→ Problem: In the entries below, identify every line with the string "方案乙需求与缺陷关联完整率" and copy it.

→ Material for the task:
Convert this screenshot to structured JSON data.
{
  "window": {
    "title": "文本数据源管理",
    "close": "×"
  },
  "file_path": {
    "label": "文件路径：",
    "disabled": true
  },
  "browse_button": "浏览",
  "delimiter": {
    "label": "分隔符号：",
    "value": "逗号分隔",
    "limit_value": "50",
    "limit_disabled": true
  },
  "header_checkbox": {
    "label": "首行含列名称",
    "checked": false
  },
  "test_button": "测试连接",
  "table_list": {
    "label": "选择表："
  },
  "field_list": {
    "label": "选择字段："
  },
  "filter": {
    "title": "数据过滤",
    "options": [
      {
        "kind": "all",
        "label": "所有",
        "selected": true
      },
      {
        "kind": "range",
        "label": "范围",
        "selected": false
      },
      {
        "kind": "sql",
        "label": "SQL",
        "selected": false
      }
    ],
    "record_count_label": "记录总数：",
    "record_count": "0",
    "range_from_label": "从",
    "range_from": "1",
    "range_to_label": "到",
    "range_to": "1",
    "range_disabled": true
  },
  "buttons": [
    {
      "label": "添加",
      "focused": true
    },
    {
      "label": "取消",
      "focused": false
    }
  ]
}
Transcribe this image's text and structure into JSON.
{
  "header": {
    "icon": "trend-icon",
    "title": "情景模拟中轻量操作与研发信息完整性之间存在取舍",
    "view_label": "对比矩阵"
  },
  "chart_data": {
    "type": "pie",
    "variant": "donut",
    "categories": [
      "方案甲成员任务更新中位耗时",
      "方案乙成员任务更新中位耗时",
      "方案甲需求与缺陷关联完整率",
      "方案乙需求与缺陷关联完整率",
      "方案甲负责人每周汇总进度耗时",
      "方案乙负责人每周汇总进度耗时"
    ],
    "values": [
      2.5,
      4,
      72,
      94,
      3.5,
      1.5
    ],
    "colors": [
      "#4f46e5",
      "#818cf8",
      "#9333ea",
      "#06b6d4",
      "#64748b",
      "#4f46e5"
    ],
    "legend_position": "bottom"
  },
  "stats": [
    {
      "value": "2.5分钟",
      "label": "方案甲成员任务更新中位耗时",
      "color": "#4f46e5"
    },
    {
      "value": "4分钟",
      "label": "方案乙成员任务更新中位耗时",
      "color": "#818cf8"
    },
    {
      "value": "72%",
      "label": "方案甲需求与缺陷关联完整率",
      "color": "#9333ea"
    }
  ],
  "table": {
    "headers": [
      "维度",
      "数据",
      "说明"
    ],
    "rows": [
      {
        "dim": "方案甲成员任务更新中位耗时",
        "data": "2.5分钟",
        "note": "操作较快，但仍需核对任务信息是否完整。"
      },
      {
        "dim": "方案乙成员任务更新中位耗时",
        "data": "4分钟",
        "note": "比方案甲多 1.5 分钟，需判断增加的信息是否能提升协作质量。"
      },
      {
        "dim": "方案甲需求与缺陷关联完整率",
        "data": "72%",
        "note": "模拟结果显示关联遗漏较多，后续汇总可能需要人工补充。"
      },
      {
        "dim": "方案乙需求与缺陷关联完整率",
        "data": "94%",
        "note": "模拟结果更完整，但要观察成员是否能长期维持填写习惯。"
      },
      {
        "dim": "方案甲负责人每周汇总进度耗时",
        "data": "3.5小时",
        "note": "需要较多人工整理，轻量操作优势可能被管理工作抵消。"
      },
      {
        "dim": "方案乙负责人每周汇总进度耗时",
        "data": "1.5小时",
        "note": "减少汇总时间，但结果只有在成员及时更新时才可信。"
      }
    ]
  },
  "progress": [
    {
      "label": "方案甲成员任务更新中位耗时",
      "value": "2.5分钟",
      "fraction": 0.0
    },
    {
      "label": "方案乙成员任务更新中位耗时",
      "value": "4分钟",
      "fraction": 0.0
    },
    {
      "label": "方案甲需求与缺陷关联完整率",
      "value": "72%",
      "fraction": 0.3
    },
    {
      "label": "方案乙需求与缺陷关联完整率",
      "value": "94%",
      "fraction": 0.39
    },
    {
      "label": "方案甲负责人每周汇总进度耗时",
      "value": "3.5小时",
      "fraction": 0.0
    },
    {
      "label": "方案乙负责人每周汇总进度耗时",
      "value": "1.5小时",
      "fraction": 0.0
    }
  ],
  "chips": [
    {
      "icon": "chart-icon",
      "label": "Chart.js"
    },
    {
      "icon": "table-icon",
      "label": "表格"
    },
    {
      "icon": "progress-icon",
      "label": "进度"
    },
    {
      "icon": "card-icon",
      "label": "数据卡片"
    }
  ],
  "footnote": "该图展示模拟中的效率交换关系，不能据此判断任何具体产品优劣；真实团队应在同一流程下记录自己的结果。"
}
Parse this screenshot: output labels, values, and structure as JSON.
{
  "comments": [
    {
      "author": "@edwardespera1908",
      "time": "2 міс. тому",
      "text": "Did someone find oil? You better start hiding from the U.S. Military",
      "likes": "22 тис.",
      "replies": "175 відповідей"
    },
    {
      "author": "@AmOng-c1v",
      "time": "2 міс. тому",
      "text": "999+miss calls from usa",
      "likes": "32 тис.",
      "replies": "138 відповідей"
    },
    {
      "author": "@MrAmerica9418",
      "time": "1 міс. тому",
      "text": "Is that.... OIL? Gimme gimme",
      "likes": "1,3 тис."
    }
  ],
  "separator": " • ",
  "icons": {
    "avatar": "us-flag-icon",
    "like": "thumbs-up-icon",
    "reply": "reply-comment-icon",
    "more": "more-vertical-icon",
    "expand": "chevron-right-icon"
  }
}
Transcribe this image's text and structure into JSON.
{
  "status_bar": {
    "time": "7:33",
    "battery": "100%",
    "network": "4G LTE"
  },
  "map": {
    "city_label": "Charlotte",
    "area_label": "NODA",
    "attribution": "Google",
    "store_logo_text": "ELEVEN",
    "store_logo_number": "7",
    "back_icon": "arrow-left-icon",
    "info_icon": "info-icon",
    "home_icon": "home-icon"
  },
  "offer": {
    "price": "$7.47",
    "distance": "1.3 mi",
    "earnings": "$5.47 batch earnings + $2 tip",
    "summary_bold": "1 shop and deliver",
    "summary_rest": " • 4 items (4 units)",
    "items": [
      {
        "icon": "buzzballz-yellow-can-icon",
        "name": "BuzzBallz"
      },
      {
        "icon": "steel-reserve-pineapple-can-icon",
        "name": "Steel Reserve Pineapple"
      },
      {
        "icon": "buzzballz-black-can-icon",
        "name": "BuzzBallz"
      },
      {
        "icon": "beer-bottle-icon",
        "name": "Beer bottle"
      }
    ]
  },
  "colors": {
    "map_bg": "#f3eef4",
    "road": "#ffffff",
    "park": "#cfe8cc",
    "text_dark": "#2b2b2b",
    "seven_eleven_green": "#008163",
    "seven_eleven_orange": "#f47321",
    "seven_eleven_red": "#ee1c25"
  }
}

→ Written answer:
      "方案乙需求与缺陷关联完整率",
        "dim": "方案乙需求与缺陷关联完整率",
      "label": "方案乙需求与缺陷关联完整率",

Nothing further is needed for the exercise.